■ **What to do**
Please rewrite the listing below with every "M01pro眼镜" swapped for "M02pro眼镜", leaving everything else unchanged.

■ **Data shown**
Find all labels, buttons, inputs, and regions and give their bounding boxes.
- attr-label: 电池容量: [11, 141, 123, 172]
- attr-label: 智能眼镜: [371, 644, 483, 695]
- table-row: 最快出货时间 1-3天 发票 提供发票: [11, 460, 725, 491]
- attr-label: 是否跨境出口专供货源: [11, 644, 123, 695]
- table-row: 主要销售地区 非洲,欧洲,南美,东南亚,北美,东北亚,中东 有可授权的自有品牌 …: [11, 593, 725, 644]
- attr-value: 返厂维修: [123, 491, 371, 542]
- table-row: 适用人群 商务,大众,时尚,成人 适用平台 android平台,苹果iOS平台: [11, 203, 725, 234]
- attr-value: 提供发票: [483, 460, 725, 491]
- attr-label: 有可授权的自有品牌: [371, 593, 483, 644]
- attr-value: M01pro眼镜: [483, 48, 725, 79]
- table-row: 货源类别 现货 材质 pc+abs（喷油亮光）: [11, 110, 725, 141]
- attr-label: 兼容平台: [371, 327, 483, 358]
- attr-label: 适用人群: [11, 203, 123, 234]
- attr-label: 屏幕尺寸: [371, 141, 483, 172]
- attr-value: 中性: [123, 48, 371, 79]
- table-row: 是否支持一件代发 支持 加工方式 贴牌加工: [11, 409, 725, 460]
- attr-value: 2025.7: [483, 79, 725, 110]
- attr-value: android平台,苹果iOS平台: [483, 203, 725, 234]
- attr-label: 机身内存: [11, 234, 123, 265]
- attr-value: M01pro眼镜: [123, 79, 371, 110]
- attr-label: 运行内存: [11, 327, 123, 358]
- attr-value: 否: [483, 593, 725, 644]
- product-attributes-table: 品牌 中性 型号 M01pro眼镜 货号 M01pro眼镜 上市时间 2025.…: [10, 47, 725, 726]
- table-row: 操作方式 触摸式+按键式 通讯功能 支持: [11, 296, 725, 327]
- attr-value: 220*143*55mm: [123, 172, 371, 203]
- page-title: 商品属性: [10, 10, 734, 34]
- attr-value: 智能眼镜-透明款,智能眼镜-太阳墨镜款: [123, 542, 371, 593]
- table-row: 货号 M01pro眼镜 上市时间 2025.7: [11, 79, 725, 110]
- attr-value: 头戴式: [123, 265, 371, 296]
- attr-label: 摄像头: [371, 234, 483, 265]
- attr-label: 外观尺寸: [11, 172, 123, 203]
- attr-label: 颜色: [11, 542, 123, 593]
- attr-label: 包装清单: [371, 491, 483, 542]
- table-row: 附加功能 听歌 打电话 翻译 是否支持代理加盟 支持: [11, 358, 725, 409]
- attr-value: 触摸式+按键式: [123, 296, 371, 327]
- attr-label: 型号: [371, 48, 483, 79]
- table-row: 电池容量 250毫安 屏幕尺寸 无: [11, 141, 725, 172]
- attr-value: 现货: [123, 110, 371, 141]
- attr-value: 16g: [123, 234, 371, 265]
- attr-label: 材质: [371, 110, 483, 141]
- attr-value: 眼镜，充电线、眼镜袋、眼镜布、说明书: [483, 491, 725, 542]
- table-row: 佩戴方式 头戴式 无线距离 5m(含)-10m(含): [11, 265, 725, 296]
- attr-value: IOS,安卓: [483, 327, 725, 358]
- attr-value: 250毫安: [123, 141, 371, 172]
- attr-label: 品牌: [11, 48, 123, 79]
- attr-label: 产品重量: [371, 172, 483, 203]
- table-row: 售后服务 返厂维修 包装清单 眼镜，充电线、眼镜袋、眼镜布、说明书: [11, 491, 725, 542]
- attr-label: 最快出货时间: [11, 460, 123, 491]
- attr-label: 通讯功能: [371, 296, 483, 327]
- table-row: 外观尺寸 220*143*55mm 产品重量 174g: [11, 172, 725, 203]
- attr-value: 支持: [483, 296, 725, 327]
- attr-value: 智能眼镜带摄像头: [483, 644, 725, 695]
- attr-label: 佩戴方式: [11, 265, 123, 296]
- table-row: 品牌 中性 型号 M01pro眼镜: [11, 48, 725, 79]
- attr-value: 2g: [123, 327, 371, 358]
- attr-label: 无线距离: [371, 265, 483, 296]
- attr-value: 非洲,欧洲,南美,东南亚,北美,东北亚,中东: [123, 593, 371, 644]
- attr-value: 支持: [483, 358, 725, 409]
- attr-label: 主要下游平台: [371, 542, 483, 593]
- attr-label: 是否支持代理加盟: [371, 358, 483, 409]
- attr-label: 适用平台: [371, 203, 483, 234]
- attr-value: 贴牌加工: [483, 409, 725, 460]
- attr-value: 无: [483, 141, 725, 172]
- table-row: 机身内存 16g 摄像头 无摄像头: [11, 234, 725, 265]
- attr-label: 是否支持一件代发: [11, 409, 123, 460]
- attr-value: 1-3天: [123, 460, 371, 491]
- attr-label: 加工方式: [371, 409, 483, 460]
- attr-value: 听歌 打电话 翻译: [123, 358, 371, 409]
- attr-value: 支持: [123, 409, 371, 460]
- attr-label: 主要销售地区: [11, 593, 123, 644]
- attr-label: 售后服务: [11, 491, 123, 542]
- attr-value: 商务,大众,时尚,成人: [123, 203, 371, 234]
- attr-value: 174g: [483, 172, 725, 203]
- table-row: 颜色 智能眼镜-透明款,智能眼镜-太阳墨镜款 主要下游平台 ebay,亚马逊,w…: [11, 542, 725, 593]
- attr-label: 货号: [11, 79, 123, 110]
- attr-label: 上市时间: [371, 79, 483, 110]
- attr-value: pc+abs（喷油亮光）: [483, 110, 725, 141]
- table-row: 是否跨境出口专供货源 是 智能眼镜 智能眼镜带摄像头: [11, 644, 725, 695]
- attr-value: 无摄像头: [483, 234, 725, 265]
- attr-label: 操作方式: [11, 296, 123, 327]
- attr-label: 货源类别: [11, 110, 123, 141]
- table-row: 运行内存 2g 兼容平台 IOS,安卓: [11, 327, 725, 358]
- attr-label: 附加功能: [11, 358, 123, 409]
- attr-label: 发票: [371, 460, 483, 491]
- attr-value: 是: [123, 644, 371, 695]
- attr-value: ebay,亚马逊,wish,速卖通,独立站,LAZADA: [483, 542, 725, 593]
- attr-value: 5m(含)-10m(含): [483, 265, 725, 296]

■ **Response below**
Find all labels, buttons, inputs, and regions and give their bounding boxes.
- attr-label: 电池容量: [11, 141, 123, 172]
- attr-label: 智能眼镜: [371, 644, 483, 695]
- table-row: 最快出货时间 1-3天 发票 提供发票: [11, 460, 725, 491]
- attr-label: 是否跨境出口专供货源: [11, 644, 123, 695]
- table-row: 主要销售地区 非洲,欧洲,南美,东南亚,北美,东北亚,中东 有可授权的自有品牌 …: [11, 593, 725, 644]
- attr-value: 返厂维修: [123, 491, 371, 542]
- table-row: 适用人群 商务,大众,时尚,成人 适用平台 android平台,苹果iOS平台: [11, 203, 725, 234]
- attr-value: 提供发票: [483, 460, 725, 491]
- attr-label: 有可授权的自有品牌: [371, 593, 483, 644]
- attr-value: M02pro眼镜: [483, 48, 725, 79]
- table-row: 货源类别 现货 材质 pc+abs（喷油亮光）: [11, 110, 725, 141]
- attr-label: 兼容平台: [371, 327, 483, 358]
- attr-label: 适用人群: [11, 203, 123, 234]
- attr-label: 屏幕尺寸: [371, 141, 483, 172]
- attr-value: 中性: [123, 48, 371, 79]
- table-row: 是否支持一件代发 支持 加工方式 贴牌加工: [11, 409, 725, 460]
- attr-value: 2025.7: [483, 79, 725, 110]
- attr-value: android平台,苹果iOS平台: [483, 203, 725, 234]
- attr-label: 机身内存: [11, 234, 123, 265]
- attr-value: M02pro眼镜: [123, 79, 371, 110]
- attr-label: 运行内存: [11, 327, 123, 358]
- attr-value: 否: [483, 593, 725, 644]
- product-attributes-table: 品牌 中性 型号 M02pro眼镜 货号 M02pro眼镜 上市时间 2025.…: [10, 47, 725, 726]
- table-row: 操作方式 触摸式+按键式 通讯功能 支持: [11, 296, 725, 327]
- attr-value: 220*143*55mm: [123, 172, 371, 203]
- page-title: 商品属性: [10, 10, 734, 34]
- attr-value: 智能眼镜-透明款,智能眼镜-太阳墨镜款: [123, 542, 371, 593]
- table-row: 货号 M02pro眼镜 上市时间 2025.7: [11, 79, 725, 110]
- attr-value: 头戴式: [123, 265, 371, 296]
- attr-label: 摄像头: [371, 234, 483, 265]
- attr-label: 外观尺寸: [11, 172, 123, 203]
- attr-label: 颜色: [11, 542, 123, 593]
- attr-label: 包装清单: [371, 491, 483, 542]
- table-row: 附加功能 听歌 打电话 翻译 是否支持代理加盟 支持: [11, 358, 725, 409]
- attr-value: 触摸式+按键式: [123, 296, 371, 327]
- attr-label: 型号: [371, 48, 483, 79]
- table-row: 电池容量 250毫安 屏幕尺寸 无: [11, 141, 725, 172]
- attr-value: 现货: [123, 110, 371, 141]
- attr-value: 16g: [123, 234, 371, 265]
- attr-label: 材质: [371, 110, 483, 141]
- attr-value: 眼镜，充电线、眼镜袋、眼镜布、说明书: [483, 491, 725, 542]
- table-row: 佩戴方式 头戴式 无线距离 5m(含)-10m(含): [11, 265, 725, 296]
- attr-value: IOS,安卓: [483, 327, 725, 358]
- attr-value: 250毫安: [123, 141, 371, 172]
- attr-label: 品牌: [11, 48, 123, 79]
- attr-label: 产品重量: [371, 172, 483, 203]
- table-row: 售后服务 返厂维修 包装清单 眼镜，充电线、眼镜袋、眼镜布、说明书: [11, 491, 725, 542]
- attr-label: 最快出货时间: [11, 460, 123, 491]
- attr-label: 通讯功能: [371, 296, 483, 327]
- table-row: 外观尺寸 220*143*55mm 产品重量 174g: [11, 172, 725, 203]
- attr-value: 支持: [483, 296, 725, 327]
- attr-value: 智能眼镜带摄像头: [483, 644, 725, 695]
- attr-label: 佩戴方式: [11, 265, 123, 296]
- table-row: 品牌 中性 型号 M02pro眼镜: [11, 48, 725, 79]
- attr-value: 2g: [123, 327, 371, 358]
- attr-label: 无线距离: [371, 265, 483, 296]
- attr-value: 非洲,欧洲,南美,东南亚,北美,东北亚,中东: [123, 593, 371, 644]
- attr-value: 支持: [483, 358, 725, 409]
- attr-label: 主要下游平台: [371, 542, 483, 593]
- attr-label: 是否支持代理加盟: [371, 358, 483, 409]
- attr-label: 适用平台: [371, 203, 483, 234]
- attr-value: 贴牌加工: [483, 409, 725, 460]
- attr-value: 无: [483, 141, 725, 172]
- table-row: 机身内存 16g 摄像头 无摄像头: [11, 234, 725, 265]
- attr-label: 是否支持一件代发: [11, 409, 123, 460]
- attr-value: 1-3天: [123, 460, 371, 491]
- attr-label: 加工方式: [371, 409, 483, 460]
- attr-value: 听歌 打电话 翻译: [123, 358, 371, 409]
- attr-value: 支持: [123, 409, 371, 460]
- attr-label: 主要销售地区: [11, 593, 123, 644]
- attr-label: 售后服务: [11, 491, 123, 542]
- attr-value: 商务,大众,时尚,成人: [123, 203, 371, 234]
- attr-value: 174g: [483, 172, 725, 203]
- table-row: 颜色 智能眼镜-透明款,智能眼镜-太阳墨镜款 主要下游平台 ebay,亚马逊,w…: [11, 542, 725, 593]
- attr-label: 货号: [11, 79, 123, 110]
- attr-label: 上市时间: [371, 79, 483, 110]
- attr-value: pc+abs（喷油亮光）: [483, 110, 725, 141]
- table-row: 是否跨境出口专供货源 是 智能眼镜 智能眼镜带摄像头: [11, 644, 725, 695]
- attr-value: 无摄像头: [483, 234, 725, 265]
- attr-label: 操作方式: [11, 296, 123, 327]
- attr-label: 货源类别: [11, 110, 123, 141]
- table-row: 运行内存 2g 兼容平台 IOS,安卓: [11, 327, 725, 358]
- attr-label: 附加功能: [11, 358, 123, 409]
- attr-label: 发票: [371, 460, 483, 491]
- attr-value: 是: [123, 644, 371, 695]
- attr-value: ebay,亚马逊,wish,速卖通,独立站,LAZADA: [483, 542, 725, 593]
- attr-value: 5m(含)-10m(含): [483, 265, 725, 296]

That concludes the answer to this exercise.